* _What this task involves_
Reproduce every entry that follows word for word, but omit the images.

* _Provided records_
□ □ □ □ □
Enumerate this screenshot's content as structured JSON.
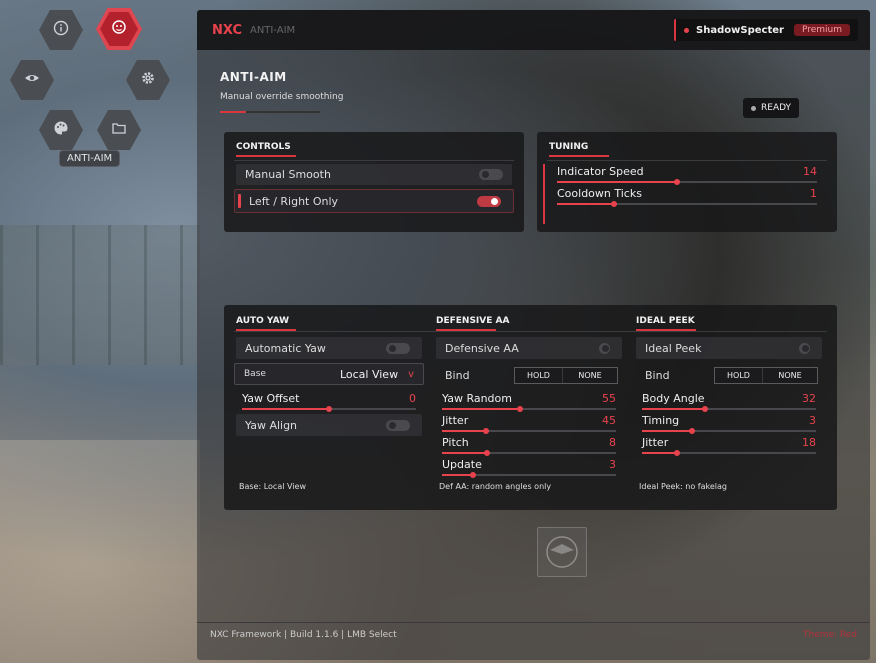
{
  "sidebar": {
    "items": [
      {
        "name": "info",
        "icon": "info-icon",
        "active": false
      },
      {
        "name": "anti-aim",
        "icon": "anti-aim-icon",
        "active": true
      },
      {
        "name": "visuals",
        "icon": "eye-icon",
        "active": false
      },
      {
        "name": "settings",
        "icon": "gear-icon",
        "active": false
      },
      {
        "name": "skins",
        "icon": "palette-icon",
        "active": false
      },
      {
        "name": "configs",
        "icon": "folder-icon",
        "active": false
      }
    ],
    "active_tooltip": "ANTI-AIM"
  },
  "window": {
    "logo": "NXC",
    "title_sub": "ANTI-AIM",
    "user": "ShadowSpecter",
    "badge": "Premium"
  },
  "page": {
    "title": "ANTI-AIM",
    "subtitle": "Manual override smoothing",
    "status": "READY"
  },
  "controls": {
    "heading": "CONTROLS",
    "items": [
      {
        "label": "Manual Smooth",
        "on": false
      },
      {
        "label": "Left / Right Only",
        "on": true
      }
    ]
  },
  "tuning": {
    "heading": "TUNING",
    "sliders": [
      {
        "label": "Indicator Speed",
        "value": "14",
        "fraction": 0.46
      },
      {
        "label": "Cooldown Ticks",
        "value": "1",
        "fraction": 0.22
      }
    ]
  },
  "auto_yaw": {
    "heading": "AUTO YAW",
    "toggle_label": "Automatic Yaw",
    "base_label": "Base",
    "base_value": "Local View",
    "base_caret": "v",
    "slider_label": "Yaw Offset",
    "slider_value": "0",
    "slider_fraction": 0.5,
    "align_label": "Yaw Align",
    "note": "Base: Local View"
  },
  "defensive": {
    "heading": "DEFENSIVE AA",
    "toggle_label": "Defensive AA",
    "bind_label": "Bind",
    "bind_hold": "HOLD",
    "bind_none": "NONE",
    "sliders": [
      {
        "label": "Yaw Random",
        "value": "55",
        "fraction": 0.45
      },
      {
        "label": "Jitter",
        "value": "45",
        "fraction": 0.25
      },
      {
        "label": "Pitch",
        "value": "8",
        "fraction": 0.26
      },
      {
        "label": "Update",
        "value": "3",
        "fraction": 0.18
      }
    ],
    "note": "Def AA: random angles only"
  },
  "ideal_peek": {
    "heading": "IDEAL PEEK",
    "toggle_label": "Ideal Peek",
    "bind_label": "Bind",
    "bind_hold": "HOLD",
    "bind_none": "NONE",
    "sliders": [
      {
        "label": "Body Angle",
        "value": "32",
        "fraction": 0.36
      },
      {
        "label": "Timing",
        "value": "3",
        "fraction": 0.29
      },
      {
        "label": "Jitter",
        "value": "18",
        "fraction": 0.2
      }
    ],
    "note": "Ideal Peek: no fakelag"
  },
  "footer": {
    "left": "NXC Framework | Build 1.1.6 | LMB Select",
    "right": "Theme: Red"
  },
  "colors": {
    "accent": "#e8434d",
    "panel": "#18181a",
    "titlebar": "#161618"
  }
}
□ □ □ □ □
* _Correct result_
Enumerate this screenshot's content as structured JSON.
{
  "sidebar": {
    "items": [
      {
        "name": "info",
        "icon": "info-icon",
        "active": false
      },
      {
        "name": "anti-aim",
        "icon": "anti-aim-icon",
        "active": true
      },
      {
        "name": "visuals",
        "icon": "eye-icon",
        "active": false
      },
      {
        "name": "settings",
        "icon": "gear-icon",
        "active": false
      },
      {
        "name": "skins",
        "icon": "palette-icon",
        "active": false
      },
      {
        "name": "configs",
        "icon": "folder-icon",
        "active": false
      }
    ],
    "active_tooltip": "ANTI-AIM"
  },
  "window": {
    "logo": "NXC",
    "title_sub": "ANTI-AIM",
    "user": "ShadowSpecter",
    "badge": "Premium"
  },
  "page": {
    "title": "ANTI-AIM",
    "subtitle": "Manual override smoothing",
    "status": "READY"
  },
  "controls": {
    "heading": "CONTROLS",
    "items": [
      {
        "label": "Manual Smooth",
        "on": false
      },
      {
        "label": "Left / Right Only",
        "on": true
      }
    ]
  },
  "tuning": {
    "heading": "TUNING",
    "sliders": [
      {
        "label": "Indicator Speed",
        "value": "14",
        "fraction": 0.46
      },
      {
        "label": "Cooldown Ticks",
        "value": "1",
        "fraction": 0.22
      }
    ]
  },
  "auto_yaw": {
    "heading": "AUTO YAW",
    "toggle_label": "Automatic Yaw",
    "base_label": "Base",
    "base_value": "Local View",
    "base_caret": "v",
    "slider_label": "Yaw Offset",
    "slider_value": "0",
    "slider_fraction": 0.5,
    "align_label": "Yaw Align",
    "note": "Base: Local View"
  },
  "defensive": {
    "heading": "DEFENSIVE AA",
    "toggle_label": "Defensive AA",
    "bind_label": "Bind",
    "bind_hold": "HOLD",
    "bind_none": "NONE",
    "sliders": [
      {
        "label": "Yaw Random",
        "value": "55",
        "fraction": 0.45
      },
      {
        "label": "Jitter",
        "value": "45",
        "fraction": 0.25
      },
      {
        "label": "Pitch",
        "value": "8",
        "fraction": 0.26
      },
      {
        "label": "Update",
        "value": "3",
        "fraction": 0.18
      }
    ],
    "note": "Def AA: random angles only"
  },
  "ideal_peek": {
    "heading": "IDEAL PEEK",
    "toggle_label": "Ideal Peek",
    "bind_label": "Bind",
    "bind_hold": "HOLD",
    "bind_none": "NONE",
    "sliders": [
      {
        "label": "Body Angle",
        "value": "32",
        "fraction": 0.36
      },
      {
        "label": "Timing",
        "value": "3",
        "fraction": 0.29
      },
      {
        "label": "Jitter",
        "value": "18",
        "fraction": 0.2
      }
    ],
    "note": "Ideal Peek: no fakelag"
  },
  "footer": {
    "left": "NXC Framework | Build 1.1.6 | LMB Select",
    "right": "Theme: Red"
  },
  "colors": {
    "accent": "#e8434d",
    "panel": "#18181a",
    "titlebar": "#161618"
  }
}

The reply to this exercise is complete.